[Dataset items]
============

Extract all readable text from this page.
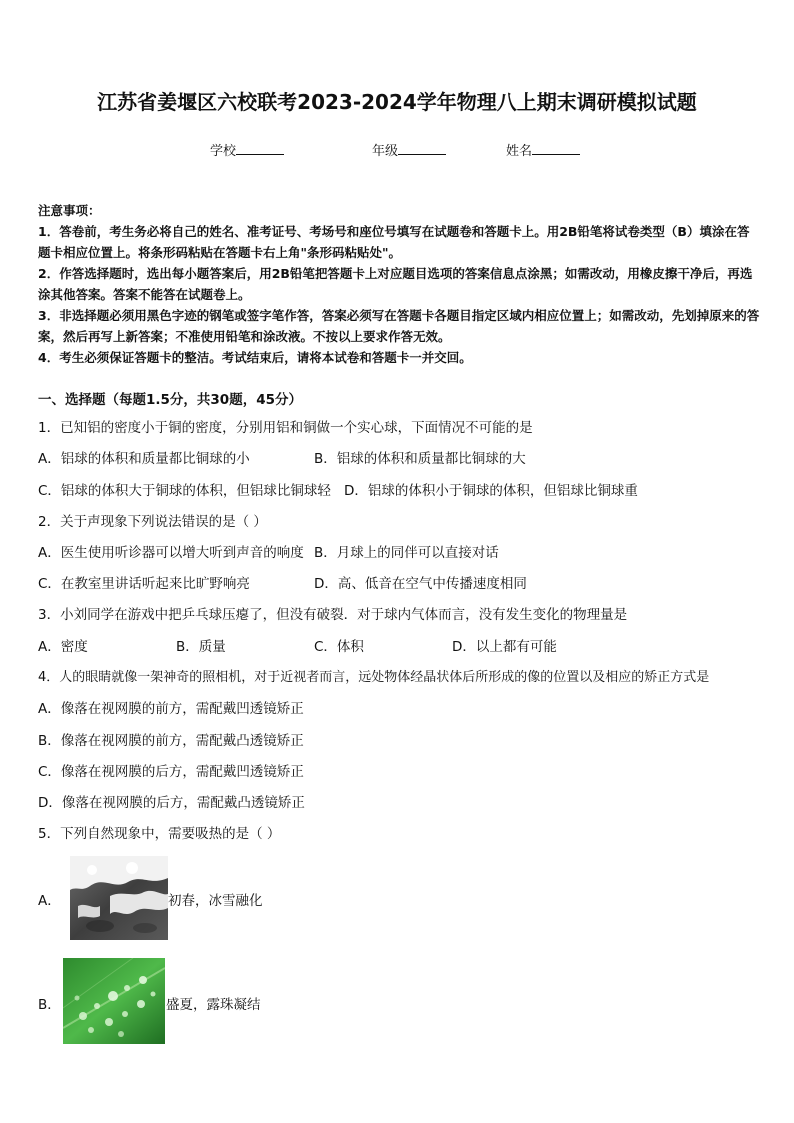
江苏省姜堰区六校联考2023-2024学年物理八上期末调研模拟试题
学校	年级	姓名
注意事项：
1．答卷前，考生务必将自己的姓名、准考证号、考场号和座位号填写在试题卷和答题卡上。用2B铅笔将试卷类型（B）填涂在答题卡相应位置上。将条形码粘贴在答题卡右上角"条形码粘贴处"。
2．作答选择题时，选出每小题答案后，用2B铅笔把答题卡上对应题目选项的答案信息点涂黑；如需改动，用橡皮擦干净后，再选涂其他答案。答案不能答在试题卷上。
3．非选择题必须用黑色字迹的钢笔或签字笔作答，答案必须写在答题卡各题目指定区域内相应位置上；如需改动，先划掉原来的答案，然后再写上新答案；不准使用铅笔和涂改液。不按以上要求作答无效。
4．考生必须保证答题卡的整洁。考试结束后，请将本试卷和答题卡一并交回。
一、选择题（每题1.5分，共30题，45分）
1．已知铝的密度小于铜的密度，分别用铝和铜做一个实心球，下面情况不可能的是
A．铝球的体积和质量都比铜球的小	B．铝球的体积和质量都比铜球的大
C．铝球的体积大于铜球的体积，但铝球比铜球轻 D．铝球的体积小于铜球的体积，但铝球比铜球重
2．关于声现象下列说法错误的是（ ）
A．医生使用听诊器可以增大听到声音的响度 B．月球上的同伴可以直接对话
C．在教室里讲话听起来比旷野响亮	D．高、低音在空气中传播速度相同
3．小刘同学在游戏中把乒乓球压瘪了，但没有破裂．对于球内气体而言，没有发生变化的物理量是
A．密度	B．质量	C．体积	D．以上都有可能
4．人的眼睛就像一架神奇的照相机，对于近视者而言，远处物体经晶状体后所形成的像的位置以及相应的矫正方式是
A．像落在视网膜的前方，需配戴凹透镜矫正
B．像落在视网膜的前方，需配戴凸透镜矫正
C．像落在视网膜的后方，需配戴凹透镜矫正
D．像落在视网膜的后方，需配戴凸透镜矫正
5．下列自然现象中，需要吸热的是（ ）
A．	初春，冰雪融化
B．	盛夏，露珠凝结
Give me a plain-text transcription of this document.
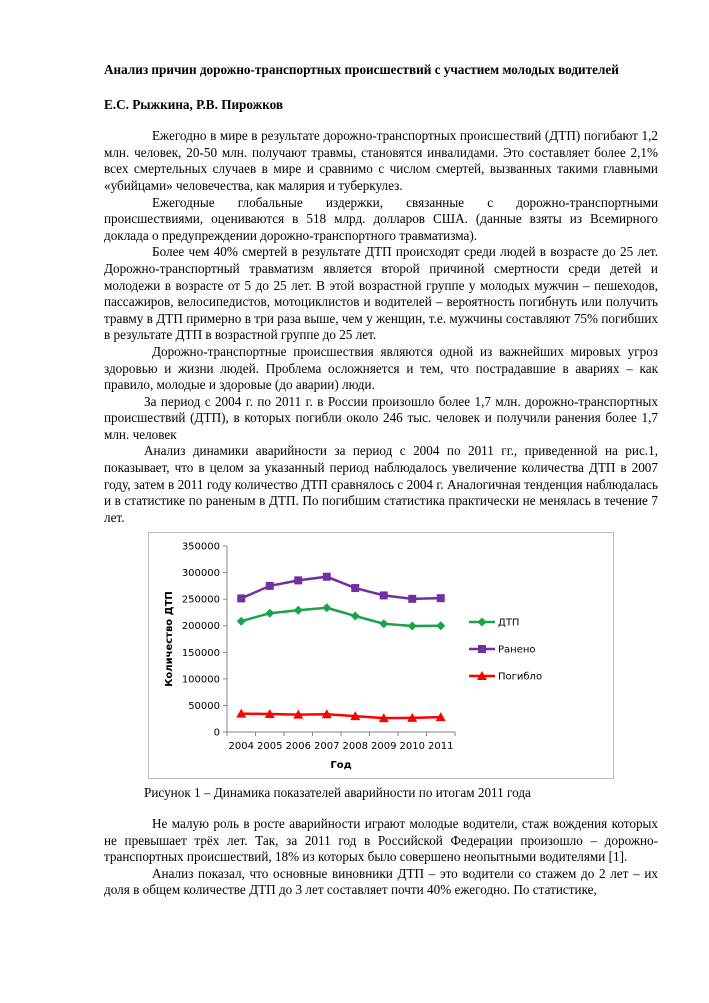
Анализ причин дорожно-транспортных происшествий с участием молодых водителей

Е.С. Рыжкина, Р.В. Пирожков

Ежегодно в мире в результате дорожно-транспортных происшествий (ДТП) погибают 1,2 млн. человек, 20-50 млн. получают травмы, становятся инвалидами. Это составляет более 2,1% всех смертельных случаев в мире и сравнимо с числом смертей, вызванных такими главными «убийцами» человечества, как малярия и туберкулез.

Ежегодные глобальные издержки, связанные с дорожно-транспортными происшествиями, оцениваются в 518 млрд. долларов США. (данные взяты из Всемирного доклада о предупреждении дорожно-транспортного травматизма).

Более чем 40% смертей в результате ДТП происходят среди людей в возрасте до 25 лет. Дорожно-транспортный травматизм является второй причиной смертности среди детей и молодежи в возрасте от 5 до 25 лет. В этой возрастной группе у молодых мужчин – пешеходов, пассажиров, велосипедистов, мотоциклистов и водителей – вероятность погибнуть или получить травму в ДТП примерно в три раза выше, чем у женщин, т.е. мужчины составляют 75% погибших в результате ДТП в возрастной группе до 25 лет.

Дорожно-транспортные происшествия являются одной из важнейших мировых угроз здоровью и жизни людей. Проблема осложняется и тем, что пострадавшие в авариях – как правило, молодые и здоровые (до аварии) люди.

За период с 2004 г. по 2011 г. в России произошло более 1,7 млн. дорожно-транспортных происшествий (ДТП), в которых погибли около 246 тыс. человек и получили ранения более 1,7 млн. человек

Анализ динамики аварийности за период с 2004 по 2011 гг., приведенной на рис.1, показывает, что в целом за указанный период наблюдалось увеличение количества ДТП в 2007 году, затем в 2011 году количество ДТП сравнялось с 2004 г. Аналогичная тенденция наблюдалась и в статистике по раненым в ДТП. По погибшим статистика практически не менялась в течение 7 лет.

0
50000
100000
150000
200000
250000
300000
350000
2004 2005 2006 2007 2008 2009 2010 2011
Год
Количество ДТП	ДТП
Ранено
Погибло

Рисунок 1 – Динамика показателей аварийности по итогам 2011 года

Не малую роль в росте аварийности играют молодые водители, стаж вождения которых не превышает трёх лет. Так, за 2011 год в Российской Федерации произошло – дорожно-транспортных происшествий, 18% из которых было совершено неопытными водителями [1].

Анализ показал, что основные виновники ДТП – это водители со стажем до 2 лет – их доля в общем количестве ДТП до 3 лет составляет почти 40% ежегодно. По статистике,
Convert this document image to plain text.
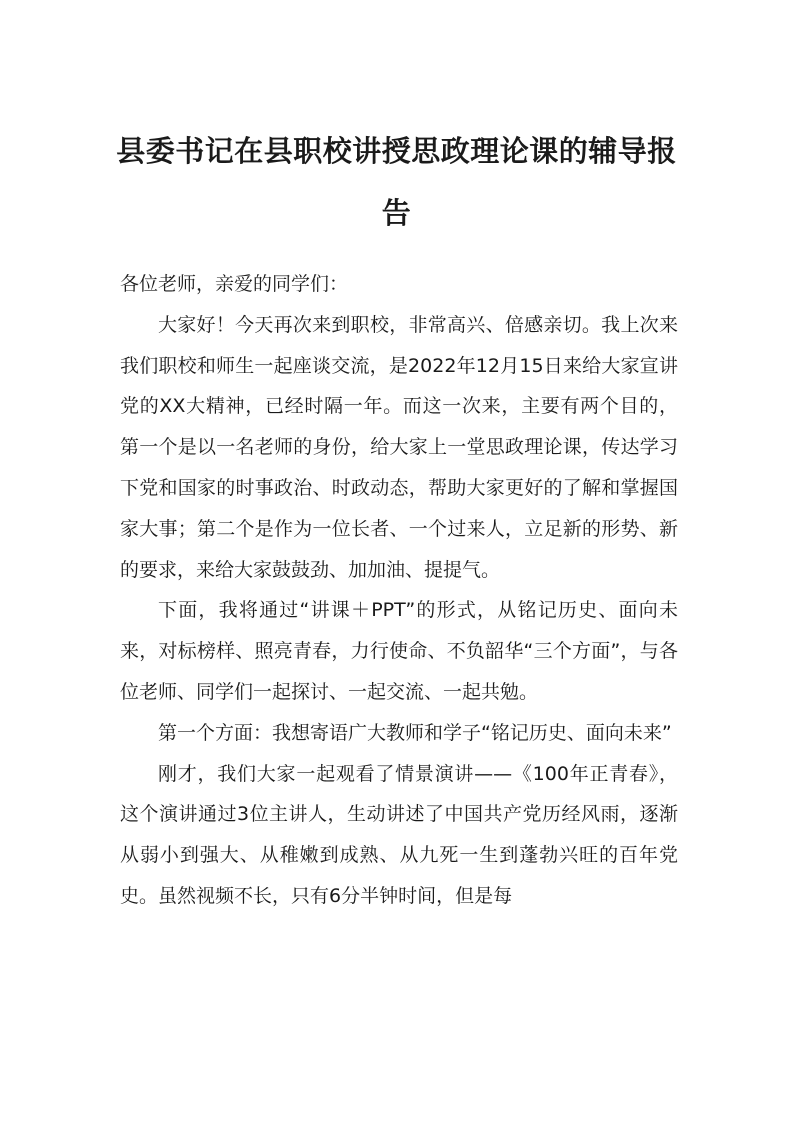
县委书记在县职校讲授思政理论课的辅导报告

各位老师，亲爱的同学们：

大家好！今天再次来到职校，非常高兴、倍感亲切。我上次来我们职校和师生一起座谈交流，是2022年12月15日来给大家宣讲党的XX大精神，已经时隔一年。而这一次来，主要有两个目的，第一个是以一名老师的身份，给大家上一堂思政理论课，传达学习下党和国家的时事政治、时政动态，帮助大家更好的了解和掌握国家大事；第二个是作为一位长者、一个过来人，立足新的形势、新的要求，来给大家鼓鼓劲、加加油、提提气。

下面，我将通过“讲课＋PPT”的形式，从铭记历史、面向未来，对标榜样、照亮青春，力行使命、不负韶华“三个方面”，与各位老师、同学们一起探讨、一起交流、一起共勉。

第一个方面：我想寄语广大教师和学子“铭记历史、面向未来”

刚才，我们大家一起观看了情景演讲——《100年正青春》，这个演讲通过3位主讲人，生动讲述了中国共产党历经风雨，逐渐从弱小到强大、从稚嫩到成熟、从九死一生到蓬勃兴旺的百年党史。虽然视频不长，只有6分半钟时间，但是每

============

> _STATED EXERCISE_
Every line that holds the string "результате" should be returned.

> _FINAL RESULT_
Ежегодно в мире в результате дорожно-транспортных происшествий (ДТП) погибают 1,2 млн. человек, 20-50 млн. получают травмы, становятся инвалидами. Это составляет более 2,1% всех смертельных случаев в мире и сравнимо с числом смертей, вызванных такими главными «убийцами» человечества, как малярия и туберкулез.
Более чем 40% смертей в результате ДТП происходят среди людей в возрасте до 25 лет. Дорожно-транспортный травматизм является второй причиной смертности среди детей и молодежи в возрасте от 5 до 25 лет. В этой возрастной группе у молодых мужчин – пешеходов, пассажиров, велосипедистов, мотоциклистов и водителей – вероятность погибнуть или получить травму в ДТП примерно в три раза выше, чем у женщин, т.е. мужчины составляют 75% погибших в результате ДТП в возрастной группе до 25 лет.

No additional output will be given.